#### [Problem requirements]
Word for word, copy all the data and drop the pictures.

#### [Dataset items]
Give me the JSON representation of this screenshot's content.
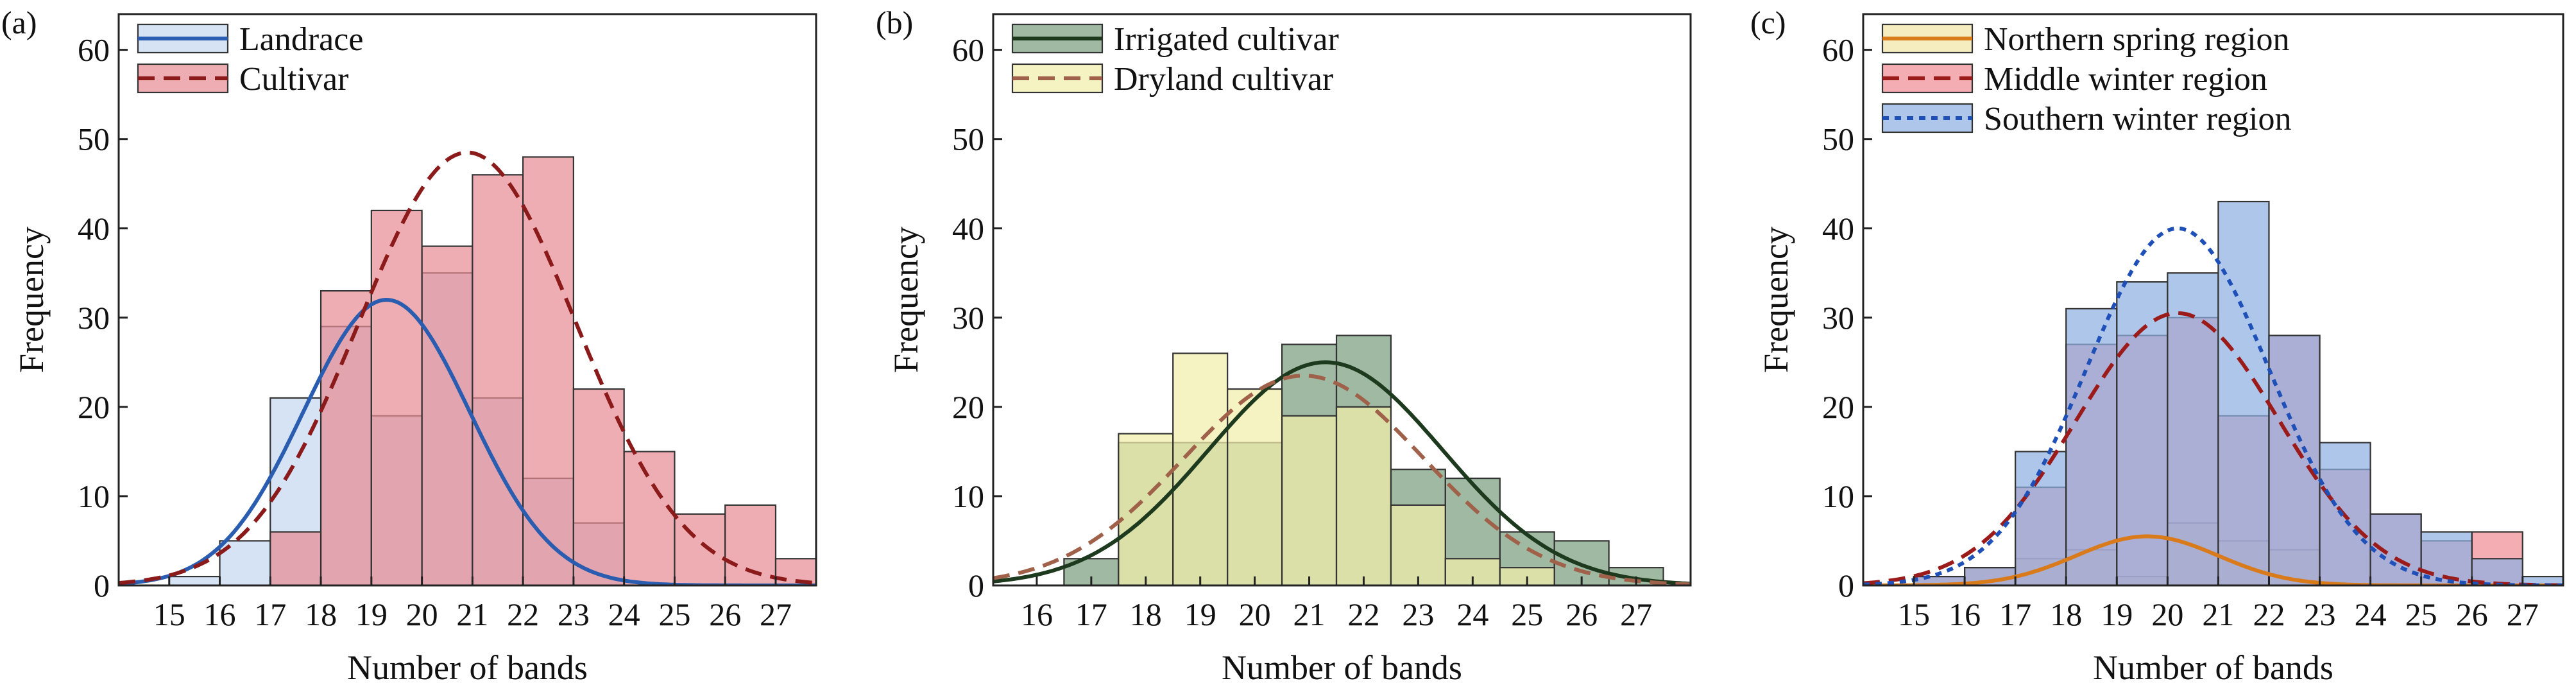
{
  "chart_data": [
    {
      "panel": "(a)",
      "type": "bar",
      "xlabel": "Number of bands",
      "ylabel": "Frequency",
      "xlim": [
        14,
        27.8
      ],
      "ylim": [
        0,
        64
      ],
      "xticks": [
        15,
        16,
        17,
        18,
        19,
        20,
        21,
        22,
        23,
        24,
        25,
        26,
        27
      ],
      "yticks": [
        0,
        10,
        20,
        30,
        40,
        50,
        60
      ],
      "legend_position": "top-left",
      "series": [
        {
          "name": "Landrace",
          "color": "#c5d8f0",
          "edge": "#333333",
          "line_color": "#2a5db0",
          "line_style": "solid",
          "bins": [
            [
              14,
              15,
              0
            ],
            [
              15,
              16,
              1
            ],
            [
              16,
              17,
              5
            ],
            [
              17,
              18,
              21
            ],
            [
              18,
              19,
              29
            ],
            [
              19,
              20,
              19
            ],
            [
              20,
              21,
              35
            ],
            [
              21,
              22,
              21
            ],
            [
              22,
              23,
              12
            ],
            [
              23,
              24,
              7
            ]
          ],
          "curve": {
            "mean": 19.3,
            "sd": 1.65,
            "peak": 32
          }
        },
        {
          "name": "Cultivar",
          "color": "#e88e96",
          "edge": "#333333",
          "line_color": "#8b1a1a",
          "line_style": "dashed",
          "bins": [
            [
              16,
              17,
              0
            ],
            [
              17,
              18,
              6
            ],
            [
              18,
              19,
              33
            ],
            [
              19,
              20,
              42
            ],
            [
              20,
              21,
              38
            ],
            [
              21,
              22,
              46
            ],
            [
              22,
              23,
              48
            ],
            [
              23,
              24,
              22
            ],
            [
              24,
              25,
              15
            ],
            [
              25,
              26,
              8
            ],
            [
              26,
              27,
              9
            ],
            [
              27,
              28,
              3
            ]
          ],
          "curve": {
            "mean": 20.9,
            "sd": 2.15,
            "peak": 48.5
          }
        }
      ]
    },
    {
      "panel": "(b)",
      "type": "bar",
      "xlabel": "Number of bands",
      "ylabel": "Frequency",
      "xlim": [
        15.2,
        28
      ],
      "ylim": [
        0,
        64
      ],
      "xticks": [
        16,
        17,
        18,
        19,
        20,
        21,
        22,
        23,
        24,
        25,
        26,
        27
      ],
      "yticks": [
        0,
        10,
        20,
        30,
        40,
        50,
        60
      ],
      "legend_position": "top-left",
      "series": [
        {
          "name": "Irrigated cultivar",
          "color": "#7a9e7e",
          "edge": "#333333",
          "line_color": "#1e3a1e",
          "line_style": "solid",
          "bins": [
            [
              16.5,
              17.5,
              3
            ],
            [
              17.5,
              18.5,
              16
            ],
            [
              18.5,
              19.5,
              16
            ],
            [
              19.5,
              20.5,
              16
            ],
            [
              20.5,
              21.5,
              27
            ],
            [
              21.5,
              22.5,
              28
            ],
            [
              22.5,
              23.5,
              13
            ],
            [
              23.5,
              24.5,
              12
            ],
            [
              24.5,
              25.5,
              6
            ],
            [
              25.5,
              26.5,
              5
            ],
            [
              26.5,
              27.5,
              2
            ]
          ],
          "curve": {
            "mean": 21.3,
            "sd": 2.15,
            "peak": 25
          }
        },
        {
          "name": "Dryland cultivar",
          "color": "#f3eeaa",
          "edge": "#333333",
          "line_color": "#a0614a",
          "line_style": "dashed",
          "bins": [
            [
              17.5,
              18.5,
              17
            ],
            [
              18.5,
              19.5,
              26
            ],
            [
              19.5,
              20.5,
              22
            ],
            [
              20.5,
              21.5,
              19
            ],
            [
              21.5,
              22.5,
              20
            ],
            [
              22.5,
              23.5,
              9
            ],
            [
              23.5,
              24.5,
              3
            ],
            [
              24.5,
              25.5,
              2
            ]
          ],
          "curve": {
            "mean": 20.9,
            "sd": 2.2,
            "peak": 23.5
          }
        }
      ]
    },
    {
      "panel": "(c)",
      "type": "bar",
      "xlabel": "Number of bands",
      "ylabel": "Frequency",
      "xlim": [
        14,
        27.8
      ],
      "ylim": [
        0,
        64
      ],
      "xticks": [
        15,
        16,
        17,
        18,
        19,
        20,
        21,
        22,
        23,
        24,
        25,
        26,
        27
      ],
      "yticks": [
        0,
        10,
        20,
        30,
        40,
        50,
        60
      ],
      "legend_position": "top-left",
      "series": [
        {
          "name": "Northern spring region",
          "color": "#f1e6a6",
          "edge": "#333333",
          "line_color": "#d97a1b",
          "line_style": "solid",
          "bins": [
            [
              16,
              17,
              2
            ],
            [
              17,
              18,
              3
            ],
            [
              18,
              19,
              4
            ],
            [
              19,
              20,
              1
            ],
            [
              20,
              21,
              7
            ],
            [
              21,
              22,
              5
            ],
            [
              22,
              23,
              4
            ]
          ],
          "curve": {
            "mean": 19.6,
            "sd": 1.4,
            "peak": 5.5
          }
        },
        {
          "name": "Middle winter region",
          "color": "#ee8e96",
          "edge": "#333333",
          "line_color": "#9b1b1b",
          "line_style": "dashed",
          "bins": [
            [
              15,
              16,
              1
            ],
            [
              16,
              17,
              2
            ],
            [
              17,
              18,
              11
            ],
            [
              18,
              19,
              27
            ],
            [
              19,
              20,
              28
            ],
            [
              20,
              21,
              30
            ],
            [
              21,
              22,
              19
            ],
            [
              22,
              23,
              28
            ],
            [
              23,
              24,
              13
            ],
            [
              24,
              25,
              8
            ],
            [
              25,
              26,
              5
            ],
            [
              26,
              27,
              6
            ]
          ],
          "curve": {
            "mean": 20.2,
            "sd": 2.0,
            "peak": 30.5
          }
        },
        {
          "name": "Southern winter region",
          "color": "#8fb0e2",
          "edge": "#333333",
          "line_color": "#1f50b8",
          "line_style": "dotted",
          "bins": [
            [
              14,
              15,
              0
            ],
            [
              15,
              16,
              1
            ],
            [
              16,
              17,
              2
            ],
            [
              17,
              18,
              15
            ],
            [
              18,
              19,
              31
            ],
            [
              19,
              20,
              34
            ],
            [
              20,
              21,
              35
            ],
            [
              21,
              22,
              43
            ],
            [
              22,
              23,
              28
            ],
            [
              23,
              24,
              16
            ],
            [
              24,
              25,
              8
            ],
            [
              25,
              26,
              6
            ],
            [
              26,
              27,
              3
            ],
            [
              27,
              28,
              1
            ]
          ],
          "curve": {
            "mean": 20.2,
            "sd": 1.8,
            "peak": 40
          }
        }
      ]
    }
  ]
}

#### [Answer to this task]
Give me the JSON representation of this screenshot's content.
{
  "chart_data": [
    {
      "panel": "(a)",
      "type": "bar",
      "xlabel": "Number of bands",
      "ylabel": "Frequency",
      "xlim": [
        14,
        27.8
      ],
      "ylim": [
        0,
        64
      ],
      "xticks": [
        15,
        16,
        17,
        18,
        19,
        20,
        21,
        22,
        23,
        24,
        25,
        26,
        27
      ],
      "yticks": [
        0,
        10,
        20,
        30,
        40,
        50,
        60
      ],
      "legend_position": "top-left",
      "series": [
        {
          "name": "Landrace",
          "color": "#c5d8f0",
          "edge": "#333333",
          "line_color": "#2a5db0",
          "line_style": "solid",
          "bins": [
            [
              14,
              15,
              0
            ],
            [
              15,
              16,
              1
            ],
            [
              16,
              17,
              5
            ],
            [
              17,
              18,
              21
            ],
            [
              18,
              19,
              29
            ],
            [
              19,
              20,
              19
            ],
            [
              20,
              21,
              35
            ],
            [
              21,
              22,
              21
            ],
            [
              22,
              23,
              12
            ],
            [
              23,
              24,
              7
            ]
          ],
          "curve": {
            "mean": 19.3,
            "sd": 1.65,
            "peak": 32
          }
        },
        {
          "name": "Cultivar",
          "color": "#e88e96",
          "edge": "#333333",
          "line_color": "#8b1a1a",
          "line_style": "dashed",
          "bins": [
            [
              16,
              17,
              0
            ],
            [
              17,
              18,
              6
            ],
            [
              18,
              19,
              33
            ],
            [
              19,
              20,
              42
            ],
            [
              20,
              21,
              38
            ],
            [
              21,
              22,
              46
            ],
            [
              22,
              23,
              48
            ],
            [
              23,
              24,
              22
            ],
            [
              24,
              25,
              15
            ],
            [
              25,
              26,
              8
            ],
            [
              26,
              27,
              9
            ],
            [
              27,
              28,
              3
            ]
          ],
          "curve": {
            "mean": 20.9,
            "sd": 2.15,
            "peak": 48.5
          }
        }
      ]
    },
    {
      "panel": "(b)",
      "type": "bar",
      "xlabel": "Number of bands",
      "ylabel": "Frequency",
      "xlim": [
        15.2,
        28
      ],
      "ylim": [
        0,
        64
      ],
      "xticks": [
        16,
        17,
        18,
        19,
        20,
        21,
        22,
        23,
        24,
        25,
        26,
        27
      ],
      "yticks": [
        0,
        10,
        20,
        30,
        40,
        50,
        60
      ],
      "legend_position": "top-left",
      "series": [
        {
          "name": "Irrigated cultivar",
          "color": "#7a9e7e",
          "edge": "#333333",
          "line_color": "#1e3a1e",
          "line_style": "solid",
          "bins": [
            [
              16.5,
              17.5,
              3
            ],
            [
              17.5,
              18.5,
              16
            ],
            [
              18.5,
              19.5,
              16
            ],
            [
              19.5,
              20.5,
              16
            ],
            [
              20.5,
              21.5,
              27
            ],
            [
              21.5,
              22.5,
              28
            ],
            [
              22.5,
              23.5,
              13
            ],
            [
              23.5,
              24.5,
              12
            ],
            [
              24.5,
              25.5,
              6
            ],
            [
              25.5,
              26.5,
              5
            ],
            [
              26.5,
              27.5,
              2
            ]
          ],
          "curve": {
            "mean": 21.3,
            "sd": 2.15,
            "peak": 25
          }
        },
        {
          "name": "Dryland cultivar",
          "color": "#f3eeaa",
          "edge": "#333333",
          "line_color": "#a0614a",
          "line_style": "dashed",
          "bins": [
            [
              17.5,
              18.5,
              17
            ],
            [
              18.5,
              19.5,
              26
            ],
            [
              19.5,
              20.5,
              22
            ],
            [
              20.5,
              21.5,
              19
            ],
            [
              21.5,
              22.5,
              20
            ],
            [
              22.5,
              23.5,
              9
            ],
            [
              23.5,
              24.5,
              3
            ],
            [
              24.5,
              25.5,
              2
            ]
          ],
          "curve": {
            "mean": 20.9,
            "sd": 2.2,
            "peak": 23.5
          }
        }
      ]
    },
    {
      "panel": "(c)",
      "type": "bar",
      "xlabel": "Number of bands",
      "ylabel": "Frequency",
      "xlim": [
        14,
        27.8
      ],
      "ylim": [
        0,
        64
      ],
      "xticks": [
        15,
        16,
        17,
        18,
        19,
        20,
        21,
        22,
        23,
        24,
        25,
        26,
        27
      ],
      "yticks": [
        0,
        10,
        20,
        30,
        40,
        50,
        60
      ],
      "legend_position": "top-left",
      "series": [
        {
          "name": "Northern spring region",
          "color": "#f1e6a6",
          "edge": "#333333",
          "line_color": "#d97a1b",
          "line_style": "solid",
          "bins": [
            [
              16,
              17,
              2
            ],
            [
              17,
              18,
              3
            ],
            [
              18,
              19,
              4
            ],
            [
              19,
              20,
              1
            ],
            [
              20,
              21,
              7
            ],
            [
              21,
              22,
              5
            ],
            [
              22,
              23,
              4
            ]
          ],
          "curve": {
            "mean": 19.6,
            "sd": 1.4,
            "peak": 5.5
          }
        },
        {
          "name": "Middle winter region",
          "color": "#ee8e96",
          "edge": "#333333",
          "line_color": "#9b1b1b",
          "line_style": "dashed",
          "bins": [
            [
              15,
              16,
              1
            ],
            [
              16,
              17,
              2
            ],
            [
              17,
              18,
              11
            ],
            [
              18,
              19,
              27
            ],
            [
              19,
              20,
              28
            ],
            [
              20,
              21,
              30
            ],
            [
              21,
              22,
              19
            ],
            [
              22,
              23,
              28
            ],
            [
              23,
              24,
              13
            ],
            [
              24,
              25,
              8
            ],
            [
              25,
              26,
              5
            ],
            [
              26,
              27,
              6
            ]
          ],
          "curve": {
            "mean": 20.2,
            "sd": 2.0,
            "peak": 30.5
          }
        },
        {
          "name": "Southern winter region",
          "color": "#8fb0e2",
          "edge": "#333333",
          "line_color": "#1f50b8",
          "line_style": "dotted",
          "bins": [
            [
              14,
              15,
              0
            ],
            [
              15,
              16,
              1
            ],
            [
              16,
              17,
              2
            ],
            [
              17,
              18,
              15
            ],
            [
              18,
              19,
              31
            ],
            [
              19,
              20,
              34
            ],
            [
              20,
              21,
              35
            ],
            [
              21,
              22,
              43
            ],
            [
              22,
              23,
              28
            ],
            [
              23,
              24,
              16
            ],
            [
              24,
              25,
              8
            ],
            [
              25,
              26,
              6
            ],
            [
              26,
              27,
              3
            ],
            [
              27,
              28,
              1
            ]
          ],
          "curve": {
            "mean": 20.2,
            "sd": 1.8,
            "peak": 40
          }
        }
      ]
    }
  ]
}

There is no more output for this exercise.